**INPUT MATERIAL:**
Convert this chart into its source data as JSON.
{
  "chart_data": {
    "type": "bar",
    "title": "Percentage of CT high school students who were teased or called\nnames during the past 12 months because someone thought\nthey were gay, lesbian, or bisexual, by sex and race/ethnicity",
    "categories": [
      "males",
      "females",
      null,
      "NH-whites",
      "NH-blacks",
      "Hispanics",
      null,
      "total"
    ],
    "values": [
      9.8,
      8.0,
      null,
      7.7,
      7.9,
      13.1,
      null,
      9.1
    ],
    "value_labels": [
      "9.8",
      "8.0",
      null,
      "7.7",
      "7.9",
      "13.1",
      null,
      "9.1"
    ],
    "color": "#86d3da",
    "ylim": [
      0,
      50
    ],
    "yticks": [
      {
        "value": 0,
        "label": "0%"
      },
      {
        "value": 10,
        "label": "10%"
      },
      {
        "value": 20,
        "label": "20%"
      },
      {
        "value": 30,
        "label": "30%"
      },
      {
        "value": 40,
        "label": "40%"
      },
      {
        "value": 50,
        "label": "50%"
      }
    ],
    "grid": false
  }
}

--

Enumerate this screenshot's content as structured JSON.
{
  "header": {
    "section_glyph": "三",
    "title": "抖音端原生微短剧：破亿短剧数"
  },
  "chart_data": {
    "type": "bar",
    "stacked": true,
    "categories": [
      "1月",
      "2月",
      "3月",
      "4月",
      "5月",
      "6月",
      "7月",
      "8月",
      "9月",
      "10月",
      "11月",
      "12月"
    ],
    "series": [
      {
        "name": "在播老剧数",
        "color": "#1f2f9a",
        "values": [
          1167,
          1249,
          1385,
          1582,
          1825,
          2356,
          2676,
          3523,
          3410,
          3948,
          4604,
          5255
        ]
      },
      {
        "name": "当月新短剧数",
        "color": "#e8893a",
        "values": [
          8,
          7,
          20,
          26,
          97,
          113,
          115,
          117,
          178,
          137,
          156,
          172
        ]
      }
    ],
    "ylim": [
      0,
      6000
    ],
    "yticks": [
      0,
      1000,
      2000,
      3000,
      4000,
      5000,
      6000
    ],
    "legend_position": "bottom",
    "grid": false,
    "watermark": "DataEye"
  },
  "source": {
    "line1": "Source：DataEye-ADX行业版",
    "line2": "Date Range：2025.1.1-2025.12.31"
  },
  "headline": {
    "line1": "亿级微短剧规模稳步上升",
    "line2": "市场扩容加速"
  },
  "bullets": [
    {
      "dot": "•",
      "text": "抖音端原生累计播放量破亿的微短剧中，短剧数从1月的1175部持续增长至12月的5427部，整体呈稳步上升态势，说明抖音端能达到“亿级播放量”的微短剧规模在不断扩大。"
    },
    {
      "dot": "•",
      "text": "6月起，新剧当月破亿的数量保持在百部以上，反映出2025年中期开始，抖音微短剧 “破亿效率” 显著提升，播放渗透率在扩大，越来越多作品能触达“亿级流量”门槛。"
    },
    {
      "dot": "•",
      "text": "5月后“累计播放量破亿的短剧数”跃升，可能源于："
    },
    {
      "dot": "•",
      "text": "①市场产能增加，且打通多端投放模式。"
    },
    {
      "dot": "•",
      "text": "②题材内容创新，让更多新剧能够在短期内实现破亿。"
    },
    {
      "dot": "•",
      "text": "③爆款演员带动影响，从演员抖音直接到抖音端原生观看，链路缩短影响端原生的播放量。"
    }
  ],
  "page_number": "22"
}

--

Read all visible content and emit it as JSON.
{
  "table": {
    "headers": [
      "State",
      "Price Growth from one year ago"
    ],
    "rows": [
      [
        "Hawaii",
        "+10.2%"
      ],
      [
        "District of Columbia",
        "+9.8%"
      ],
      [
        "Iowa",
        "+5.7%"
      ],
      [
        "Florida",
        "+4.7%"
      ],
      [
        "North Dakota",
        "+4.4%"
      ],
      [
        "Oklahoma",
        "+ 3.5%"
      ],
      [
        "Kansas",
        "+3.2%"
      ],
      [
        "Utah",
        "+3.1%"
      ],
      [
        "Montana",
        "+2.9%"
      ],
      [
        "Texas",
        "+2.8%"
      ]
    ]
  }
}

**EXERCISE OBJECTIVE:**
Where a line of the records above holds the word "color", copy that line.

**SOLVED EXERCISE:**
    "color": "#86d3da",
        "color": "#1f2f9a",
        "color": "#e8893a",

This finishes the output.